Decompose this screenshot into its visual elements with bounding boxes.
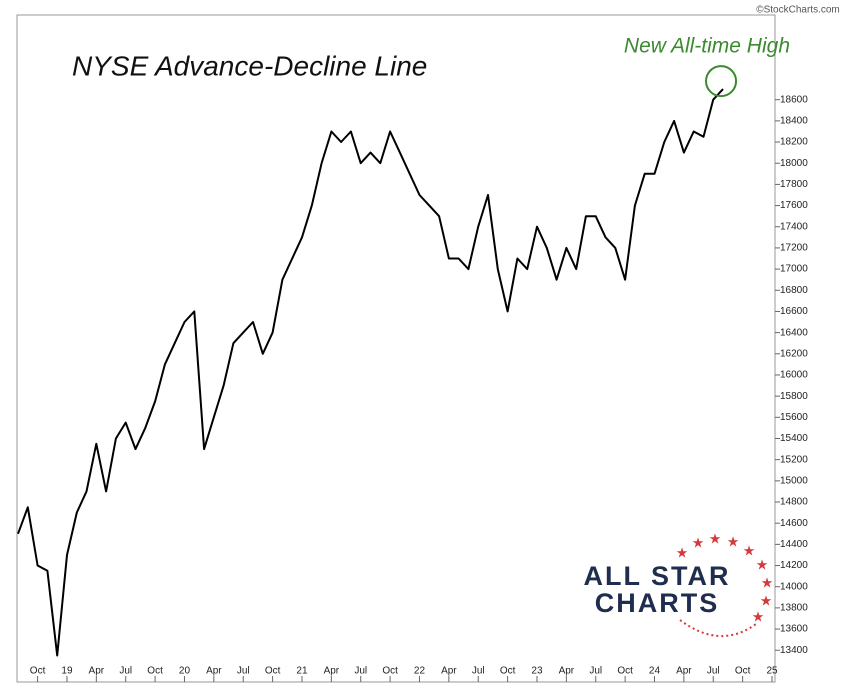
x-tick-label: Apr <box>559 666 575 677</box>
x-tick-label: Oct <box>265 666 281 677</box>
logo: ALL STAR CHARTS ★★ ★ ★ ★★★★★ <box>584 531 774 637</box>
x-tick-label: Apr <box>324 666 340 677</box>
x-tick-label: Jul <box>119 666 132 677</box>
svg-text:★: ★ <box>760 593 773 609</box>
y-tick-label: 15000 <box>780 475 808 486</box>
x-tick-label: 21 <box>296 666 308 677</box>
y-tick-label: 14600 <box>780 518 808 529</box>
y-tick-label: 14000 <box>780 581 808 592</box>
y-tick-label: 16800 <box>780 285 808 296</box>
y-tick-label: 15200 <box>780 454 808 465</box>
svg-text:★: ★ <box>676 545 689 561</box>
series-line <box>17 88 724 657</box>
svg-text:★: ★ <box>752 609 765 625</box>
x-tick-label: 25 <box>766 666 778 677</box>
y-tick-label: 18600 <box>780 94 808 105</box>
x-tick-label: Jul <box>472 666 485 677</box>
y-tick-label: 17200 <box>780 243 808 254</box>
highlight-circle <box>705 65 738 98</box>
x-tick-label: 19 <box>61 666 73 677</box>
y-tick-label: 15800 <box>780 391 808 402</box>
x-tick-label: 23 <box>531 666 543 677</box>
x-tick-label: Apr <box>676 666 692 677</box>
x-tick-label: Apr <box>441 666 457 677</box>
y-tick-label: 13600 <box>780 624 808 635</box>
x-tick-label: Oct <box>147 666 163 677</box>
x-tick-label: 24 <box>649 666 661 677</box>
x-tick-label: Apr <box>206 666 222 677</box>
y-tick-label: 18400 <box>780 116 808 127</box>
svg-text:★: ★ <box>743 543 756 559</box>
x-tick-label: Apr <box>89 666 105 677</box>
logo-arc <box>679 619 757 637</box>
plot-frame <box>16 14 776 683</box>
y-tick-label: 16000 <box>780 370 808 381</box>
x-tick-label: Oct <box>500 666 516 677</box>
x-tick-label: Oct <box>617 666 633 677</box>
x-tick-label: Jul <box>589 666 602 677</box>
y-tick-label: 18000 <box>780 158 808 169</box>
y-tick-label: 15600 <box>780 412 808 423</box>
y-tick-label: 13400 <box>780 645 808 656</box>
x-tick-label: 22 <box>414 666 426 677</box>
chart-title: NYSE Advance-Decline Line <box>72 50 427 81</box>
logo-text: ALL STAR <box>584 561 731 591</box>
svg-text:★: ★ <box>727 534 740 550</box>
x-tick-label: Oct <box>382 666 398 677</box>
y-tick-label: 17600 <box>780 200 808 211</box>
y-tick-label: 14200 <box>780 560 808 571</box>
svg-text:★: ★ <box>761 575 774 591</box>
y-tick-label: 14400 <box>780 539 808 550</box>
x-tick-label: Jul <box>354 666 367 677</box>
watermark: ©StockCharts.com <box>756 5 840 16</box>
y-tick-label: 16200 <box>780 348 808 359</box>
y-tick-label: 16400 <box>780 327 808 338</box>
y-tick-label: 18200 <box>780 137 808 148</box>
y-tick-label: 16600 <box>780 306 808 317</box>
svg-text:★: ★ <box>756 557 769 573</box>
logo-text: CHARTS <box>595 588 720 618</box>
x-tick-label: Jul <box>707 666 720 677</box>
annotation: New All-time High <box>624 35 790 58</box>
x-tick-label: Oct <box>735 666 751 677</box>
svg-text:★: ★ <box>692 535 705 551</box>
y-tick-label: 14800 <box>780 497 808 508</box>
x-tick-label: 20 <box>179 666 191 677</box>
y-tick-label: 15400 <box>780 433 808 444</box>
y-tick-label: 13800 <box>780 603 808 614</box>
y-tick-label: 17400 <box>780 221 808 232</box>
y-tick-label: 17000 <box>780 264 808 275</box>
x-tick-label: Jul <box>237 666 250 677</box>
svg-text:★: ★ <box>709 531 722 547</box>
x-tick-label: Oct <box>30 666 46 677</box>
logo-stars: ★★ ★ ★ ★★★★★ <box>676 531 774 625</box>
y-tick-label: 17800 <box>780 179 808 190</box>
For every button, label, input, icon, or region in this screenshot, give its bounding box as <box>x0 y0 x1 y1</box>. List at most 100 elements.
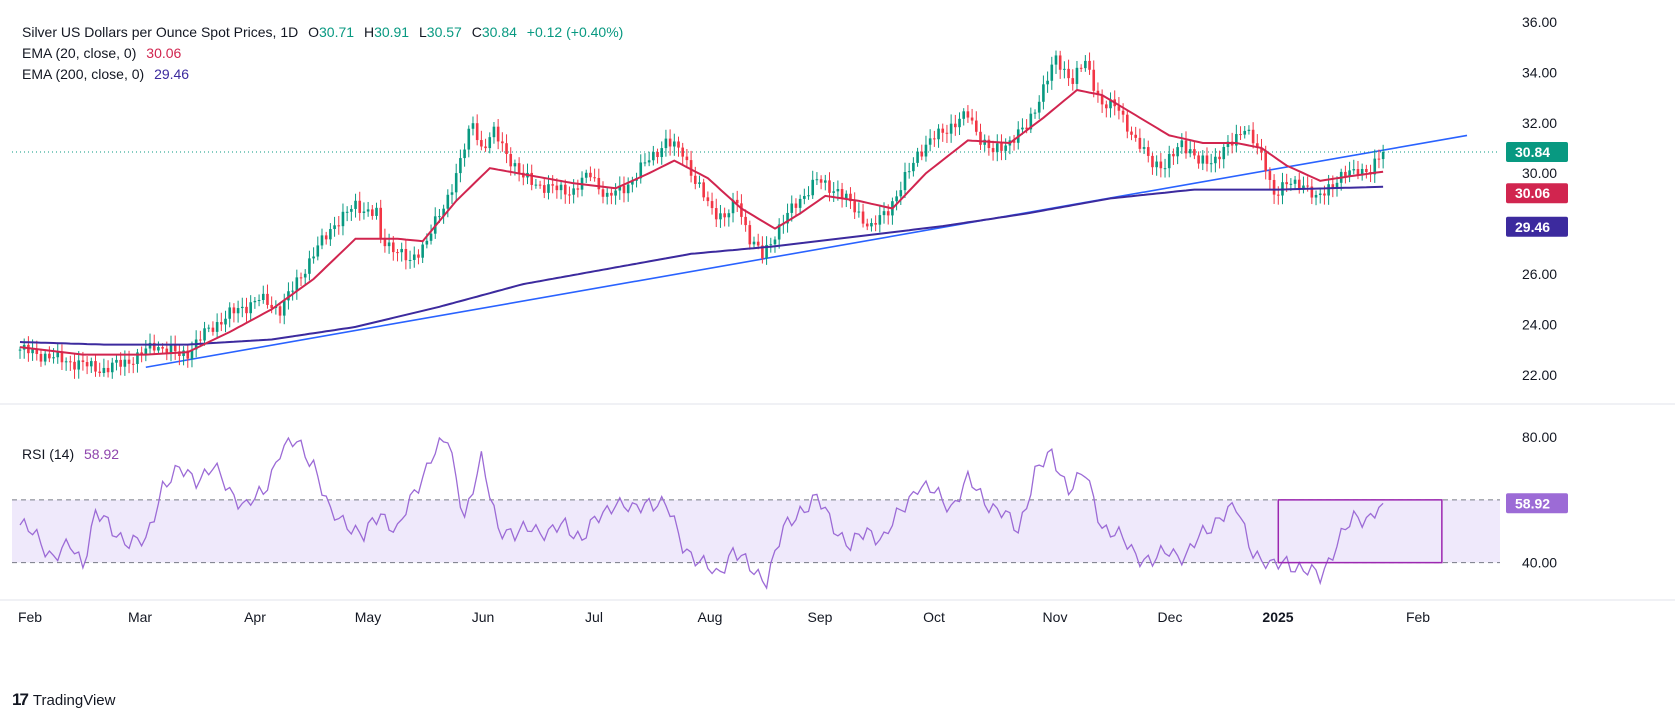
candle-body <box>387 242 391 247</box>
ema20-legend[interactable]: EMA (20, close, 0) 30.06 <box>22 45 187 61</box>
price-tick-label: 22.00 <box>1522 367 1557 383</box>
candle <box>1105 100 1108 118</box>
candle <box>85 356 89 375</box>
candle <box>677 136 680 157</box>
candle <box>966 105 970 123</box>
candle-body <box>475 123 479 141</box>
candle <box>1071 69 1075 91</box>
candle <box>396 249 399 262</box>
rsi-highlight-box[interactable] <box>1277 499 1443 564</box>
candle <box>1067 59 1070 86</box>
ema200-legend[interactable]: EMA (200, close, 0) 29.46 <box>22 66 195 82</box>
candle-body <box>572 188 575 195</box>
candle <box>1167 145 1171 178</box>
candle-body <box>157 347 160 351</box>
candle-body <box>979 131 982 145</box>
candle <box>496 119 500 150</box>
candle-body <box>874 222 877 225</box>
candle-body <box>450 192 454 195</box>
candle <box>308 250 311 281</box>
candle <box>710 192 714 215</box>
candle-body <box>660 148 664 158</box>
candle <box>400 242 403 262</box>
candle-body <box>1125 114 1129 132</box>
candle-body <box>48 353 51 359</box>
candle <box>1121 103 1125 123</box>
candle <box>442 204 445 224</box>
candle <box>1226 135 1230 156</box>
candle-body <box>878 215 882 225</box>
candle-body <box>1033 112 1037 114</box>
candle <box>253 296 257 309</box>
candle-body <box>769 244 773 246</box>
candle <box>761 236 764 264</box>
candle-body <box>1155 161 1158 168</box>
candle <box>383 228 387 253</box>
candle <box>324 231 328 245</box>
price-badge-bg <box>1506 142 1568 163</box>
close-label: C <box>471 24 482 40</box>
rsi-value: 58.92 <box>84 446 120 462</box>
candle <box>832 182 835 202</box>
candle-body <box>1134 134 1137 138</box>
candle-body <box>484 146 487 149</box>
candle <box>1037 95 1041 120</box>
candle <box>358 191 362 221</box>
ascending-trendline[interactable] <box>145 134 1468 369</box>
candle <box>941 123 945 142</box>
candle <box>211 321 215 336</box>
candle <box>685 148 689 168</box>
candle <box>1218 150 1221 169</box>
candle <box>1356 160 1360 180</box>
candle <box>102 358 106 377</box>
candle <box>266 284 269 309</box>
candle-body <box>916 151 919 163</box>
candle-body <box>282 300 286 316</box>
candle-body <box>1314 194 1318 198</box>
candle-body <box>836 189 840 192</box>
candle <box>303 269 307 286</box>
candle <box>316 236 320 261</box>
candle-body <box>1188 149 1192 154</box>
candle <box>1243 125 1247 139</box>
candle-body <box>819 179 823 183</box>
candle <box>320 228 324 250</box>
candle-body <box>710 201 714 209</box>
candle-body <box>840 189 844 199</box>
rsi-legend[interactable]: RSI (14) 58.92 <box>22 446 125 462</box>
candle-body <box>949 123 953 134</box>
candle-body <box>90 361 93 367</box>
candle-body <box>1029 113 1033 130</box>
candle <box>215 313 219 338</box>
candle-body <box>1360 168 1364 176</box>
candle <box>337 216 341 235</box>
tradingview-branding[interactable]: 17 TradingView <box>12 690 115 710</box>
candle-body <box>1222 146 1226 160</box>
candle-body <box>308 258 311 274</box>
candle-body <box>148 342 152 349</box>
candle <box>639 154 643 184</box>
candle <box>291 281 294 301</box>
candle <box>933 130 936 147</box>
candle-body <box>664 138 668 149</box>
candle <box>64 357 68 371</box>
candle <box>631 176 634 193</box>
candle-body <box>425 240 429 245</box>
candle <box>387 233 391 254</box>
candle <box>597 168 601 195</box>
candle <box>1163 158 1167 178</box>
candle-body <box>1084 60 1087 69</box>
candle-body <box>1381 152 1385 160</box>
candle <box>391 236 395 261</box>
rsi-tick-label: 80.00 <box>1522 429 1557 445</box>
candle-body <box>1046 80 1049 85</box>
candle-body <box>1159 161 1163 169</box>
candle <box>1021 118 1024 135</box>
candle-body <box>1058 55 1062 70</box>
candle <box>714 198 718 228</box>
candle-body <box>383 237 387 247</box>
candle <box>530 164 534 191</box>
price-tick-label: 26.00 <box>1522 266 1557 282</box>
candle-body <box>1302 185 1305 190</box>
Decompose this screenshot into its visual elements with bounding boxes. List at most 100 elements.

§ Given problem: Reproduce the entries between the line holding "x-tick-label: Apr <box>559 666 575 677</box>" and the line holding "x-tick-label: 21 <box>296 666 308 677</box>", inclusive.

§ Answer for this exercise:
x-tick-label: Apr <box>559 666 575 677</box>
x-tick-label: Oct <box>265 666 281 677</box>
logo: ALL STAR CHARTS ★★ ★ ★ ★★★★★ <box>584 531 774 637</box>
x-tick-label: Apr <box>324 666 340 677</box>
x-tick-label: Jul <box>119 666 132 677</box>
svg-text:★: ★ <box>760 593 773 609</box>
y-tick-label: 15000 <box>780 475 808 486</box>
x-tick-label: 21 <box>296 666 308 677</box>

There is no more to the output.